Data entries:
-=-=-=-=-

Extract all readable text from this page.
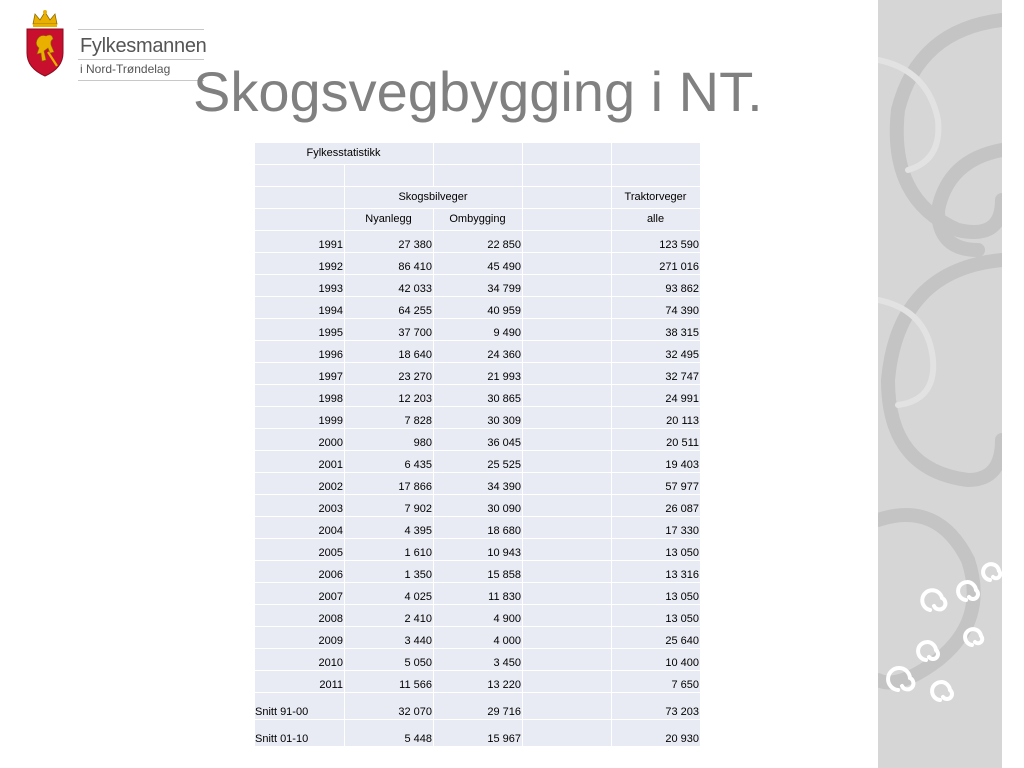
Fylkesmannen
i Nord-Trøndelag Skogsvegbygging i NT.
Fylkesstatistikk				

	Skogsbilveger			Traktorveger
	Nyanlegg	Ombygging		alle
1991	27 380	22 850		123 590
1992	86 410	45 490		271 016
1993	42 033	34 799		93 862
1994	64 255	40 959		74 390
1995	37 700	9 490		38 315
1996	18 640	24 360		32 495
1997	23 270	21 993		32 747
1998	12 203	30 865		24 991
1999	7 828	30 309		20 113
2000	980	36 045		20 511
2001	6 435	25 525		19 403
2002	17 866	34 390		57 977
2003	7 902	30 090		26 087
2004	4 395	18 680		17 330
2005	1 610	10 943		13 050
2006	1 350	15 858		13 316
2007	4 025	11 830		13 050
2008	2 410	4 900		13 050
2009	3 440	4 000		25 640
2010	5 050	3 450		10 400
2011	11 566	13 220		7 650
Snitt 91-00	32 070	29 716		73 203
Snitt 01-10	5 448	15 967		20 930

-=-=-=-=-

Show every line from the entries above in which the word "Snitt" appears.

RESULT FOR THIS EXERCISE:
Snitt 91-00	32 070	29 716		73 203
Snitt 01-10	5 448	15 967		20 930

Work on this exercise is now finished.